**OBJECTIVE**
Bring together all lines of the material below that contain the string "Indicador".

[Excerpts from a figure dataset]
=====

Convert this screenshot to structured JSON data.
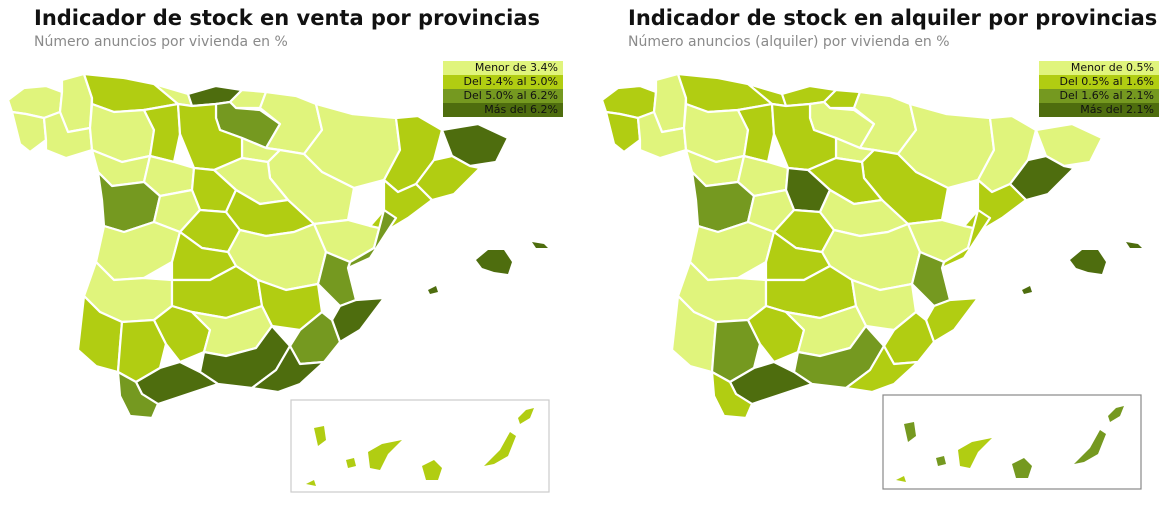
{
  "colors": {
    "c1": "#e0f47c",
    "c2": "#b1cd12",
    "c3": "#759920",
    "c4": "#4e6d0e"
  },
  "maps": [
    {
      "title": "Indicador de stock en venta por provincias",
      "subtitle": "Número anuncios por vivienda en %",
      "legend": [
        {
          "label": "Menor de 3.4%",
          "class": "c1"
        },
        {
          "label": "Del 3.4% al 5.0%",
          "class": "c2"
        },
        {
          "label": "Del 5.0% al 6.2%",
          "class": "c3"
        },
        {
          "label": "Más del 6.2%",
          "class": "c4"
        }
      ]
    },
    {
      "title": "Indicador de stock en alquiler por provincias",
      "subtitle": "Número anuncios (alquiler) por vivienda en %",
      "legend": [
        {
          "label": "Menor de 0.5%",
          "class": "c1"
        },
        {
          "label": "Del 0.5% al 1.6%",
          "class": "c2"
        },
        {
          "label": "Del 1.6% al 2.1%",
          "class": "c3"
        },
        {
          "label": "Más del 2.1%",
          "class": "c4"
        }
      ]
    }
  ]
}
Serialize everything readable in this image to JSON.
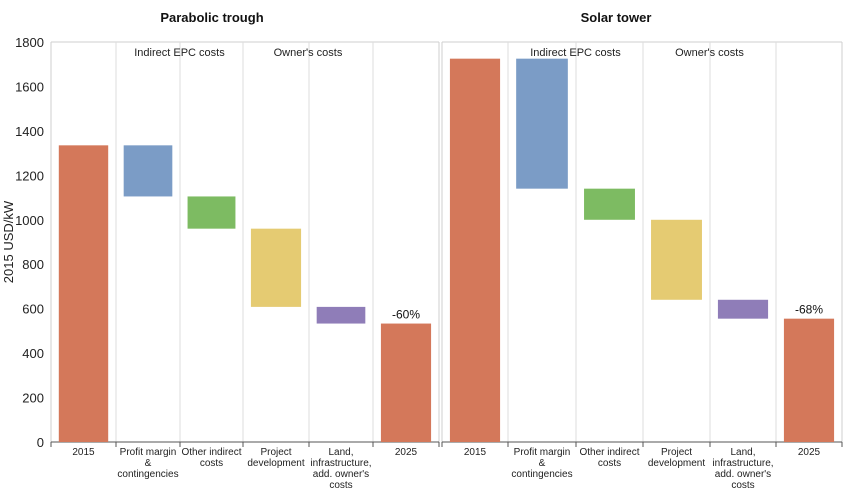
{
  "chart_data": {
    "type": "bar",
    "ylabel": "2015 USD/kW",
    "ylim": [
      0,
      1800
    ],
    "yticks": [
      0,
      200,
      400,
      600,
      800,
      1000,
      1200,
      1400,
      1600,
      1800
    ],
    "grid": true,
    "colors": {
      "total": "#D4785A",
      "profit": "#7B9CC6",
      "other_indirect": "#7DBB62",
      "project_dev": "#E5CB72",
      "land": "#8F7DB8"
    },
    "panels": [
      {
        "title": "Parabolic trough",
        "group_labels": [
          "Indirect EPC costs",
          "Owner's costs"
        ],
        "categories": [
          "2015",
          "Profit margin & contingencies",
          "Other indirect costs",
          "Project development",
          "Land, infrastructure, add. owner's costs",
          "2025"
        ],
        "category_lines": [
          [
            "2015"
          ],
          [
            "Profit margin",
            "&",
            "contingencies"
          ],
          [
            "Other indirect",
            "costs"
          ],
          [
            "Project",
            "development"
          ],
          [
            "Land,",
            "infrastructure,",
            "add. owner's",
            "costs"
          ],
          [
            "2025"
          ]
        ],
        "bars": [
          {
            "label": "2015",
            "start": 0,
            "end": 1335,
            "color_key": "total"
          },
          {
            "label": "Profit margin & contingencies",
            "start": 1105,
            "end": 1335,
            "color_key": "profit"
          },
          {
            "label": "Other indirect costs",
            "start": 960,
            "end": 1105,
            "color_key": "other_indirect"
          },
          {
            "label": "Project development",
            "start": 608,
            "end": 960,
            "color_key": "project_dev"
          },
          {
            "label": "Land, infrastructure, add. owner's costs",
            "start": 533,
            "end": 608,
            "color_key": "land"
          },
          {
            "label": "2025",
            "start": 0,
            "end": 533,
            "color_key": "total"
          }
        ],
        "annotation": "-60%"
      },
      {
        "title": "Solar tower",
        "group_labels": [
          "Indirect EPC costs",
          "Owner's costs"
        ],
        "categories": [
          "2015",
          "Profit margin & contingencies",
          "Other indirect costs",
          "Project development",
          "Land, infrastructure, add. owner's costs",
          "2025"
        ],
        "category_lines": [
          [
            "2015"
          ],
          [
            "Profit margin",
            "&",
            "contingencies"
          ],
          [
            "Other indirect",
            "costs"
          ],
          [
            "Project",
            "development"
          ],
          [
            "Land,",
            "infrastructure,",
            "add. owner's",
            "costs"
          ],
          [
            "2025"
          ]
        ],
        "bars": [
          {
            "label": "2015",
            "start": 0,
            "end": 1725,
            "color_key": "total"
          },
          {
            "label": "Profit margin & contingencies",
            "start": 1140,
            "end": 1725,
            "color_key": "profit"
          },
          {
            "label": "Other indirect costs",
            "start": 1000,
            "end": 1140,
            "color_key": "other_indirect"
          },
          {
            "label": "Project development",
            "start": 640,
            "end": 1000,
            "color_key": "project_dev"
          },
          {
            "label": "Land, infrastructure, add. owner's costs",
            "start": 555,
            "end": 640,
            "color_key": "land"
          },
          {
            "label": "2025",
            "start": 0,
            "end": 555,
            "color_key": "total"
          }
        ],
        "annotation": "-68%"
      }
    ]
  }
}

=====

**RESULT OF THE TASK**
      "title": "Indicador de stock en venta por provincias",
      "title": "Indicador de stock en alquiler por provincias",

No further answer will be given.